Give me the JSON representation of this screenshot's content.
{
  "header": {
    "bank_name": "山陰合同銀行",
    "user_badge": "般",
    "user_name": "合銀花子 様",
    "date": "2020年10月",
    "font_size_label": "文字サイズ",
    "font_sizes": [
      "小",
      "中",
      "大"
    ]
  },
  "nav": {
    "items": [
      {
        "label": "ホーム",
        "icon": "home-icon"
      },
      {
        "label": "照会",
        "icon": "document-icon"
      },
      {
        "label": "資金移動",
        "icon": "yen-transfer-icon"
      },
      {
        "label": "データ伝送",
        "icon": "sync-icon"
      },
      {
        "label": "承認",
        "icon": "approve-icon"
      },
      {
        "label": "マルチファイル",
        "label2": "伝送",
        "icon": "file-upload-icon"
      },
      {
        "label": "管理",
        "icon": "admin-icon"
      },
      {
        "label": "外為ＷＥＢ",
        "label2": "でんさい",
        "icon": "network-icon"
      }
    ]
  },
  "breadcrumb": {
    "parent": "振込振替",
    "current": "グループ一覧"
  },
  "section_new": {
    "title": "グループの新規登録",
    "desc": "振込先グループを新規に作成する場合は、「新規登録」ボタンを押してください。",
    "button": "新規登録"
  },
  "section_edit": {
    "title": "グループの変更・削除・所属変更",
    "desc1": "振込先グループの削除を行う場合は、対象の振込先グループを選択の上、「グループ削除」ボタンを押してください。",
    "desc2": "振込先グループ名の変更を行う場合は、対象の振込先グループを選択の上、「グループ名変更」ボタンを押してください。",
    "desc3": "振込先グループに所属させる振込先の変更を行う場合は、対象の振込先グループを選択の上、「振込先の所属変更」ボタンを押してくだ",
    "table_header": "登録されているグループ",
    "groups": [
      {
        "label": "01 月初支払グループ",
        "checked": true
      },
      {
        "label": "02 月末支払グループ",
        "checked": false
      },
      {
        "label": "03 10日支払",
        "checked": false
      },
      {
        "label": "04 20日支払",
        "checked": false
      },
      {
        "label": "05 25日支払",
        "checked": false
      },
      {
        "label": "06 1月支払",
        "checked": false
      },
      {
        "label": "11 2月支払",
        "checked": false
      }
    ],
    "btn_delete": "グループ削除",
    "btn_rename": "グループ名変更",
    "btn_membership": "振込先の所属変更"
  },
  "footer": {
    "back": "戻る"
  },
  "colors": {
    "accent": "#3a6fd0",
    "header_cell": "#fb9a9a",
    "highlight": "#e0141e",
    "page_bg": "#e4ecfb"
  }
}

+ + +

What to produce:
Which lines contain the word "title"? Copy each one.

Solution to this task:
    "title": "グループの新規登録",
    "title": "グループの変更・削除・所属変更",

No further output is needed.